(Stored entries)
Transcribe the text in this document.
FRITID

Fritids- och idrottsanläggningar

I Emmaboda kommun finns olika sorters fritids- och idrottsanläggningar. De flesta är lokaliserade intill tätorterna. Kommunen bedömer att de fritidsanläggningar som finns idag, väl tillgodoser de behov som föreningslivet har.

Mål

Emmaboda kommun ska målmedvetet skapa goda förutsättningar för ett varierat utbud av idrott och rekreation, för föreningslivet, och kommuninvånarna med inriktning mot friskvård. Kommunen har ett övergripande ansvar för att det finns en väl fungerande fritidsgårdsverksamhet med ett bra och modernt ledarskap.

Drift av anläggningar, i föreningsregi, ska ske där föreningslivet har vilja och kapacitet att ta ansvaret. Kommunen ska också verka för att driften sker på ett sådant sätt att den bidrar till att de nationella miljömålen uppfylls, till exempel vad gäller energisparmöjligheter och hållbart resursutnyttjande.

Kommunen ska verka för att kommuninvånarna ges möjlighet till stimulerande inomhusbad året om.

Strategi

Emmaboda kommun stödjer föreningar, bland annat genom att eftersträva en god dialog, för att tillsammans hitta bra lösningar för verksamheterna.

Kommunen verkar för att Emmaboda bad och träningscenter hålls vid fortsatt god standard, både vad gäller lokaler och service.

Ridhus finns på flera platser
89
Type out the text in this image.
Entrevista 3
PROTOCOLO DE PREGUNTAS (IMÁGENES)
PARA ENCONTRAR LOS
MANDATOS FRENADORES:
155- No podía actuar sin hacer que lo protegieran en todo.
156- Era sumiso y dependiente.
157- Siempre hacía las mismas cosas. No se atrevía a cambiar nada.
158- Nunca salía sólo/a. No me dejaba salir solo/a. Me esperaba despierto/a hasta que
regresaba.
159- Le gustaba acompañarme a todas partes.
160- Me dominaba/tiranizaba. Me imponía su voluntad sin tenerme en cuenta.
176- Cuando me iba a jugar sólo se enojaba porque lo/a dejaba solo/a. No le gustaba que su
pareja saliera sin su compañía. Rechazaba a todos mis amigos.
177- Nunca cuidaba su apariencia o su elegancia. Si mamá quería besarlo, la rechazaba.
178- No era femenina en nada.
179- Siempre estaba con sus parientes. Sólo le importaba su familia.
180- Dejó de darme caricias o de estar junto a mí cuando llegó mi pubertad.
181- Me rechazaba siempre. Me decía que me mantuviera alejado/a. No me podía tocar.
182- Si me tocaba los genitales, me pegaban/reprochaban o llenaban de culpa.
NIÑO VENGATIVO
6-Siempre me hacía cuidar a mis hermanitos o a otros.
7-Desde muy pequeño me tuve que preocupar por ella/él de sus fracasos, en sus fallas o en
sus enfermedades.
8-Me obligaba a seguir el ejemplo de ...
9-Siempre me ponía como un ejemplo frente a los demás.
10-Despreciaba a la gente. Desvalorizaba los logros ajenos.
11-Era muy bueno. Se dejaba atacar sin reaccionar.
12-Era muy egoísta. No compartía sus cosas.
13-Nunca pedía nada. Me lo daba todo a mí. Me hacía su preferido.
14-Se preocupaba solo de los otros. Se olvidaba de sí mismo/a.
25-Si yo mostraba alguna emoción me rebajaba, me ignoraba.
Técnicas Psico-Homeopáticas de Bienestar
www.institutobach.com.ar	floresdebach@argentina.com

◆ Problem to solve ◆
Report each line in the entries where the string "hacía" occurs.

◆ Response to the exercise ◆
157- Siempre hacía las mismas cosas. No se atrevía a cambiar nada.
6-Siempre me hacía cuidar a mis hermanitos o a otros.
13-Nunca pedía nada. Me lo daba todo a mí. Me hacía su preferido.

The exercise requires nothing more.